任务要求 1: 从线段树讲解中摘录原文，从“Codevs 线段树练习”开始，一直到“inline void update()”。
任务要求 2: 请接着线段树讲解停下的地方续写下去。

文档节选:
—————

前言
线段树是一个非常实用的数据结构, 并且使用频率非常高. 所有操作都能在log时间内完成, 虽然常数要比树状数组大, 但是比起很多平衡树来说常数还是小了不少. 线段树的应用范围很广, 许多操作都能够支持.
关键是, 线段树好写好调, 完全不恶心.
除非操作非常简单, 尽量不要用树状数组. 线段树虽然代码要比树状数组大但还是很好写的, 关键是线段树要比树状数组应用范围广的多. 关于区间操作尽量用线段树.
最后要注意的就是, 能用线段树的千万不要作死去手写平衡树, 尤其是splay.
下面给出Codevs两道最简单的和操作最全的线段树.
Codevs 线段树练习
最简单滴~
#include<stdio.h>
const int maxn = 1e5 + 5;
typedef long long lnt;
int n, q;
int a[maxn];
struct node
{
node *ls, *rs;
lnt sum;
inline void update()
{
sum = ls->sum + rs->sum;
}
}pool[maxn * 4], *tail = pool, *root;
node* build(int lf, int rg)
{
node* bt = ++tail;
if(lf == rg)
{
bt->sum = a[lf];
return bt;
}
int mid = (lf + rg) >> 1;
bt->ls = build(lf, mid);
bt->rs = build(mid + 1, rg);
bt->update();
return bt;
}
void modify(node* bt, int lf, int rg, int pos, int delta)
{
if(lf == rg)
{
bt->sum += delta;
return;
}
int mid = (lf + rg) >> 1;
if(pos <= mid) modify(bt->ls, lf, mid, pos, delta);
else modify(bt->rs, mid + 1, rg, pos, delta);
bt->update();
}
lnt query(node* bt, int lf, int rg, int L, int R)

—————

数据列表:

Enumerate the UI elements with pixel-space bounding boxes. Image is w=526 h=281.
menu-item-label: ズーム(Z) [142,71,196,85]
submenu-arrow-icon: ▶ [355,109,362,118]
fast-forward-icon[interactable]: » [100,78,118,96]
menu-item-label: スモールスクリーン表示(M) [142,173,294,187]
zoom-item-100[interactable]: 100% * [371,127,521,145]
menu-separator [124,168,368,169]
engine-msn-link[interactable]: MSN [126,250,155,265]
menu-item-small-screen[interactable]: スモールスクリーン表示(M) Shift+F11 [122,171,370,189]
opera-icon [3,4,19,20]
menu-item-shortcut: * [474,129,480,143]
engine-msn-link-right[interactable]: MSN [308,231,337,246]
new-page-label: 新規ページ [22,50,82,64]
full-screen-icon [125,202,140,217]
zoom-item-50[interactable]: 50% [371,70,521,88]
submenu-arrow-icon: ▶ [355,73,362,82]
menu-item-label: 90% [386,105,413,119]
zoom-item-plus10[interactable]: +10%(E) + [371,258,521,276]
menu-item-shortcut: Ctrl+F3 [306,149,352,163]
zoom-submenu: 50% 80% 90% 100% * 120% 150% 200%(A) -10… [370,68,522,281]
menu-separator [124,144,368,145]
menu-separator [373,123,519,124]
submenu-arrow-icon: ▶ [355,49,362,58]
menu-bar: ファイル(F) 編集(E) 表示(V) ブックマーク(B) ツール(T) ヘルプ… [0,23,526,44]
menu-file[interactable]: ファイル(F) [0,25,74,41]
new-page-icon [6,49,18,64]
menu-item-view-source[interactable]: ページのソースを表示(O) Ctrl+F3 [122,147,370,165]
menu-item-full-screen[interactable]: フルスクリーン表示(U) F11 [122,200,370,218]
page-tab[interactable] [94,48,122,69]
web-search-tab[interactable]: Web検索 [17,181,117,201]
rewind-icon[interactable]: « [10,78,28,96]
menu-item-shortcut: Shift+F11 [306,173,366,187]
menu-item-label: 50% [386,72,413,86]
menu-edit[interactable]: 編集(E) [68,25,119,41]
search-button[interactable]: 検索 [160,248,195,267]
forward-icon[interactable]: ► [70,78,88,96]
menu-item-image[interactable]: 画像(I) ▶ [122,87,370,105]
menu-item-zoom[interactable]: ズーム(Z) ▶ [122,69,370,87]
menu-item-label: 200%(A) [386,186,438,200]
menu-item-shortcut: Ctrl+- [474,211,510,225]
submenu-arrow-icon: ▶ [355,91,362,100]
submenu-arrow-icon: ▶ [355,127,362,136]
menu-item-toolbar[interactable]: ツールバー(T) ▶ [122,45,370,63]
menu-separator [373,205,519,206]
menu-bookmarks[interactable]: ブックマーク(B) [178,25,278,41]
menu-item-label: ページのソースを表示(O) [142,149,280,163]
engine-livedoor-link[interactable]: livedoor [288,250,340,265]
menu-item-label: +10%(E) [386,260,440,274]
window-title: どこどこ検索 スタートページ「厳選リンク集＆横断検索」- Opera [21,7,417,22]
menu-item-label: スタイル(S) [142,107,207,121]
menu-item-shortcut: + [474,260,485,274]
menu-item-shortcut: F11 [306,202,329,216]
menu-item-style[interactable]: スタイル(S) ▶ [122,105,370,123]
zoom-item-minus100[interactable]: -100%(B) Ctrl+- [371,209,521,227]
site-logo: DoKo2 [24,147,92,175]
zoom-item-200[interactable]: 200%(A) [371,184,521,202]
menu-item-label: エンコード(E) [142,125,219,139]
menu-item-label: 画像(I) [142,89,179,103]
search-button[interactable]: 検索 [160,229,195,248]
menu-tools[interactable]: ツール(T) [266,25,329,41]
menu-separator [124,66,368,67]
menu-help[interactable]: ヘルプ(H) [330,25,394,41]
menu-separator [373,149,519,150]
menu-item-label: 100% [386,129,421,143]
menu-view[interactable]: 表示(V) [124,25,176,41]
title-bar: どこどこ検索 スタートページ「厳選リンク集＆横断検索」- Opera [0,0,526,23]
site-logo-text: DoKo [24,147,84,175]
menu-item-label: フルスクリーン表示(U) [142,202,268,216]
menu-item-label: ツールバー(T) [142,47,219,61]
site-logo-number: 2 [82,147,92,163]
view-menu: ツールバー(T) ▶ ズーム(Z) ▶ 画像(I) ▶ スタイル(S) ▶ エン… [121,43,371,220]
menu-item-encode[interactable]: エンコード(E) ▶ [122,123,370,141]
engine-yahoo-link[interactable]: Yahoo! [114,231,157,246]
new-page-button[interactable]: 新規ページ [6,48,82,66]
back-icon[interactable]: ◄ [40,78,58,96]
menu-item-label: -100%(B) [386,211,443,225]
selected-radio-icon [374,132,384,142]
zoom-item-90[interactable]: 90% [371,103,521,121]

—————

参考答案 1:
Codevs 线段树练习
最简单滴~
#include<stdio.h>
const int maxn = 1e5 + 5;
typedef long long lnt;
int n, q;
int a[maxn];
struct node
{
node *ls, *rs;
lnt sum;
inline void update()

参考答案 2:
{
if(L <= lf && rg <= R) return bt->sum;
int mid = (lf + rg) >> 1;
lnt rt = 0;
if(L <= mid) rt += query(bt->ls, lf, mid, L, R);
if(R > mid) rt += query(bt->rs, mid + 1, rg, L, R);
return rt;
}
int main()
{
scanf("%d", &n);
for (int i = 1; i <= n; ++ i) scanf("%d", &a[i]);
root = build(1, n);
scanf("%d", &q);
for (int i = 1; i <= q; ++ i)
{
int opt, l, r;
scanf("%d%d%d", &opt, &l, &r);
if(opt == 1) modify(root, 1, n, l, r);
if(opt == 2) printf("%lld\n", query(root, 1, n, l, r));
}
}
Codevs 线段树练习5
注意逻辑关系.
#include<stdio.h>
#include<algorithm>
using namespace std;
typedef long long lnt;
const int maxn = 1e5 + 5;
const lnt inf = (lnt)1 << 62;
int n, m;
lnt a[maxn];
char ss[maxn];
struct node
{
node *ls, *rs;
lnt sum, fix, cmax, cmin;
int flag;
inline void pushdown(int lf, int rg)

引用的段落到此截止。